Start of Entries

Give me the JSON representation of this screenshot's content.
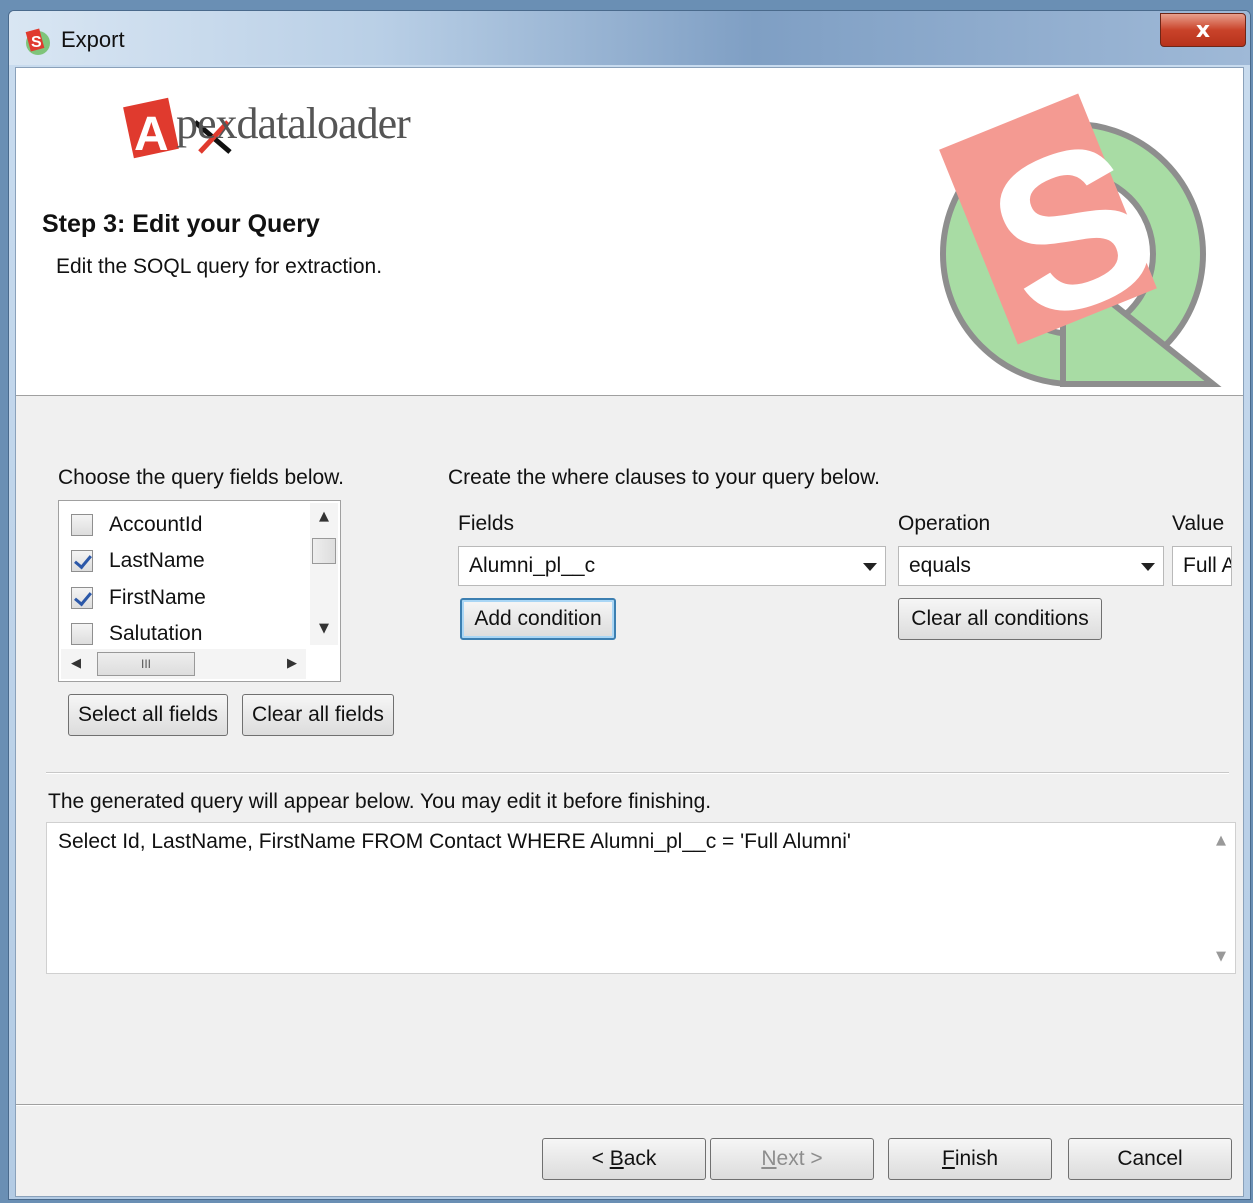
{
  "window": {
    "title": "Export",
    "close_label": "x"
  },
  "banner": {
    "brand_rest": "pexdataloader",
    "brand_letter": "A",
    "step_title": "Step 3: Edit your Query",
    "step_subtitle": "Edit the SOQL query for extraction."
  },
  "fields_panel": {
    "label": "Choose the query fields below.",
    "items": [
      {
        "name": "AccountId",
        "checked": false
      },
      {
        "name": "LastName",
        "checked": true
      },
      {
        "name": "FirstName",
        "checked": true
      },
      {
        "name": "Salutation",
        "checked": false
      }
    ],
    "hscroll_grip": "III",
    "select_all_label": "Select all fields",
    "clear_all_label": "Clear all fields"
  },
  "where_panel": {
    "label": "Create the where clauses to your query below.",
    "fields_header": "Fields",
    "operation_header": "Operation",
    "value_header": "Value",
    "field_selected": "Alumni_pl__c",
    "operation_selected": "equals",
    "value_text": "Full Alumni",
    "add_condition_label": "Add condition",
    "clear_conditions_label": "Clear all conditions"
  },
  "query": {
    "label": "The generated query will appear below.  You may edit it before finishing.",
    "text": "Select Id, LastName, FirstName FROM Contact WHERE Alumni_pl__c = 'Full Alumni'"
  },
  "footer": {
    "back_prefix": "< ",
    "back_key": "B",
    "back_rest": "ack",
    "next_key": "N",
    "next_rest": "ext >",
    "finish_key": "F",
    "finish_rest": "inish",
    "cancel_label": "Cancel"
  },
  "colors": {
    "brand_red": "#e03a2e",
    "logo_green": "#9fd59a",
    "logo_pink": "#f49a92",
    "focus_blue": "#3c7fb1"
  }
}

End of Entries

What needs to be done: Exact duplication of all the records is required; pictures are omitted from the copy.

Answer in full:
Give me the JSON representation of this screenshot's content.
{
  "window": {
    "title": "Export",
    "close_label": "x"
  },
  "banner": {
    "brand_rest": "pexdataloader",
    "brand_letter": "A",
    "step_title": "Step 3: Edit your Query",
    "step_subtitle": "Edit the SOQL query for extraction."
  },
  "fields_panel": {
    "label": "Choose the query fields below.",
    "items": [
      {
        "name": "AccountId",
        "checked": false
      },
      {
        "name": "LastName",
        "checked": true
      },
      {
        "name": "FirstName",
        "checked": true
      },
      {
        "name": "Salutation",
        "checked": false
      }
    ],
    "hscroll_grip": "III",
    "select_all_label": "Select all fields",
    "clear_all_label": "Clear all fields"
  },
  "where_panel": {
    "label": "Create the where clauses to your query below.",
    "fields_header": "Fields",
    "operation_header": "Operation",
    "value_header": "Value",
    "field_selected": "Alumni_pl__c",
    "operation_selected": "equals",
    "value_text": "Full Alumni",
    "add_condition_label": "Add condition",
    "clear_conditions_label": "Clear all conditions"
  },
  "query": {
    "label": "The generated query will appear below.  You may edit it before finishing.",
    "text": "Select Id, LastName, FirstName FROM Contact WHERE Alumni_pl__c = 'Full Alumni'"
  },
  "footer": {
    "back_prefix": "< ",
    "back_key": "B",
    "back_rest": "ack",
    "next_key": "N",
    "next_rest": "ext >",
    "finish_key": "F",
    "finish_rest": "inish",
    "cancel_label": "Cancel"
  },
  "colors": {
    "brand_red": "#e03a2e",
    "logo_green": "#9fd59a",
    "logo_pink": "#f49a92",
    "focus_blue": "#3c7fb1"
  }
}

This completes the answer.